Supplied information —

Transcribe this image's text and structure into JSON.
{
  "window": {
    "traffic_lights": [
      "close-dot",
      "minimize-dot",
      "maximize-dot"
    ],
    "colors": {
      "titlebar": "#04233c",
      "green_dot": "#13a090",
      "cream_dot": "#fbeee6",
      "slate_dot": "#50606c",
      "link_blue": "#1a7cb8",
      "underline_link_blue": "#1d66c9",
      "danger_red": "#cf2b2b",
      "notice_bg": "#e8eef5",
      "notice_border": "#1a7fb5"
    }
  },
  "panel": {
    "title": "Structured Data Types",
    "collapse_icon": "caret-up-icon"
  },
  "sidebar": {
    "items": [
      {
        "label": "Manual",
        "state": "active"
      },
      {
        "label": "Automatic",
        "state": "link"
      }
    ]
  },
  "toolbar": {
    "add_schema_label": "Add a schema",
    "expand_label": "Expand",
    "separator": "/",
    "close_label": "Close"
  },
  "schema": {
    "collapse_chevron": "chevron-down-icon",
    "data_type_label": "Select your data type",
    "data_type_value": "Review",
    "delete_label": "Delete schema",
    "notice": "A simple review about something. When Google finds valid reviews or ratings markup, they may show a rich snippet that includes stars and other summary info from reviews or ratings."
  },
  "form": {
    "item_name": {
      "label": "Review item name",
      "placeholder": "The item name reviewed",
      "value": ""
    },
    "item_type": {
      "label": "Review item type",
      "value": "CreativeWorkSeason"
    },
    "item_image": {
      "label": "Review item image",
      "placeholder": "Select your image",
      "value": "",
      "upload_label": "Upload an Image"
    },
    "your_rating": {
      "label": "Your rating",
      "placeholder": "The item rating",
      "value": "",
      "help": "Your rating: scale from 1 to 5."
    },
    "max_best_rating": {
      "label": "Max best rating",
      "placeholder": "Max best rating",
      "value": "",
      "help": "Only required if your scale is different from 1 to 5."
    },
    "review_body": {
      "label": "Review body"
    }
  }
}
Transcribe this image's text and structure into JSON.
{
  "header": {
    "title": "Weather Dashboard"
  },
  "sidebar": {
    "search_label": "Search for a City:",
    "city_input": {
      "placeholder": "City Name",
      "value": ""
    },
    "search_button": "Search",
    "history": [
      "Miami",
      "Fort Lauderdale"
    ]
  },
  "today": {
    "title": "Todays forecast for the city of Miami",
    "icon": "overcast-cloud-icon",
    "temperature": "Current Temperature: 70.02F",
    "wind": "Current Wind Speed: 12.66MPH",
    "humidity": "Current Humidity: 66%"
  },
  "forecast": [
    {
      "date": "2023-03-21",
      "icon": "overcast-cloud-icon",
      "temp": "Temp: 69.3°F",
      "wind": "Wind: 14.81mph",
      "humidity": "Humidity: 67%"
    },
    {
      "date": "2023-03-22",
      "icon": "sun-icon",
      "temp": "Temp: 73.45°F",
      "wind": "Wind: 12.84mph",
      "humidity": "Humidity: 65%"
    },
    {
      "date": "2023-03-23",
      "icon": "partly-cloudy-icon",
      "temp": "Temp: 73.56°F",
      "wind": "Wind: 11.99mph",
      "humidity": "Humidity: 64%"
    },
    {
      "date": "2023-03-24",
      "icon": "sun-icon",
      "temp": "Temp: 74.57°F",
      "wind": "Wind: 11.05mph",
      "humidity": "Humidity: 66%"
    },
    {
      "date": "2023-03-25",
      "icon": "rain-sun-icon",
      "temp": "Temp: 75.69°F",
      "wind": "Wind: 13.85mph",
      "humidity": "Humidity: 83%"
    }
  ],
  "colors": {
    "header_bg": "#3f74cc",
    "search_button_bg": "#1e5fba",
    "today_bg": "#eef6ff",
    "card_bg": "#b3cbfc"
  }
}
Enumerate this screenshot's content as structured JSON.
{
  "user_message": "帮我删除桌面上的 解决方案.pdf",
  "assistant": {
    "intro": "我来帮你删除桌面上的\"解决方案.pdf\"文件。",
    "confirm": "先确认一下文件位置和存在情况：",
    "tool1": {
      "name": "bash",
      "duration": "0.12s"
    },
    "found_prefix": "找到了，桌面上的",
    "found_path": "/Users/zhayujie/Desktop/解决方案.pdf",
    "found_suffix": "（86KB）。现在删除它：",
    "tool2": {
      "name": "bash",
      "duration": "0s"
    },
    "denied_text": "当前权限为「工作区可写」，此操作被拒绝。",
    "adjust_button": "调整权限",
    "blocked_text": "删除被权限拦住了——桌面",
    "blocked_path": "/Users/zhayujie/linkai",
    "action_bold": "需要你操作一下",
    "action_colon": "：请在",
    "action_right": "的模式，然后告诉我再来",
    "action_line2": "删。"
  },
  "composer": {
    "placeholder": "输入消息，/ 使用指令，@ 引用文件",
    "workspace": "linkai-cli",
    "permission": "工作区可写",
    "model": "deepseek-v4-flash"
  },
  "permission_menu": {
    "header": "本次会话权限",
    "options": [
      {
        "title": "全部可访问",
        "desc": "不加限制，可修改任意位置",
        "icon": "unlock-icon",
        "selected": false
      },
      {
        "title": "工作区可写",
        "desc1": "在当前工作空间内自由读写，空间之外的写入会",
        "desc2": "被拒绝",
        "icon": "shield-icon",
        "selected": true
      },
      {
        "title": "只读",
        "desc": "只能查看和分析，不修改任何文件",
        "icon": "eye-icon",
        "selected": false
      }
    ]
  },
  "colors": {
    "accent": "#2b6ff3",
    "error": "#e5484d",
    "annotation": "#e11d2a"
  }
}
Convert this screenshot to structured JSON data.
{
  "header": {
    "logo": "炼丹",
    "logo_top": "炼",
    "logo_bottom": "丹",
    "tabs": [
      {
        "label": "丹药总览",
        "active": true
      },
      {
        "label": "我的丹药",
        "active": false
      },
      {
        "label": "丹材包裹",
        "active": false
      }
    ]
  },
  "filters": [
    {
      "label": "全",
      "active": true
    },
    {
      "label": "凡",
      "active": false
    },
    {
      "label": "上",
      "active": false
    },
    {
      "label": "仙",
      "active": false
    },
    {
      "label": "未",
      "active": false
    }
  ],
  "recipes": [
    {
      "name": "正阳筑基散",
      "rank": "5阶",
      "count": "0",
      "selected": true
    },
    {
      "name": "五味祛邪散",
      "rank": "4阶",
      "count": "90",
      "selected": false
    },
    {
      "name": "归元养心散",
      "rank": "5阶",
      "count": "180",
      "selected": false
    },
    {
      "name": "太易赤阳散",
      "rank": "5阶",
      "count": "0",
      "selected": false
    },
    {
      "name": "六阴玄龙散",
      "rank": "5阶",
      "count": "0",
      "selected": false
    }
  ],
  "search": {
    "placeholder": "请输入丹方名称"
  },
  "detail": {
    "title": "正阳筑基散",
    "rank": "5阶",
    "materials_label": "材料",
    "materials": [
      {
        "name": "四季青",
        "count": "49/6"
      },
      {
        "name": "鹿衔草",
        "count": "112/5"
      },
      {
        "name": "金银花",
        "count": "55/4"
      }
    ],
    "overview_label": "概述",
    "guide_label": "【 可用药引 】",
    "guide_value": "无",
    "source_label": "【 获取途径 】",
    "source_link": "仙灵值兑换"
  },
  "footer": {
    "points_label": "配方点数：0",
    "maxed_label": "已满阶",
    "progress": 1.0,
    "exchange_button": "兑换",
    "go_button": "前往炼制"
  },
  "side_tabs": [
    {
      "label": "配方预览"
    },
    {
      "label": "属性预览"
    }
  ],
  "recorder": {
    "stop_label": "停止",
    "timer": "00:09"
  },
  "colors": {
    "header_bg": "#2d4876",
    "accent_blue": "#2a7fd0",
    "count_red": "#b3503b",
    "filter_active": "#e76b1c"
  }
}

Problem requirements — Going through the data above, count the lines where the string "forecast" appears, and answer with only that number.

Answer below — 2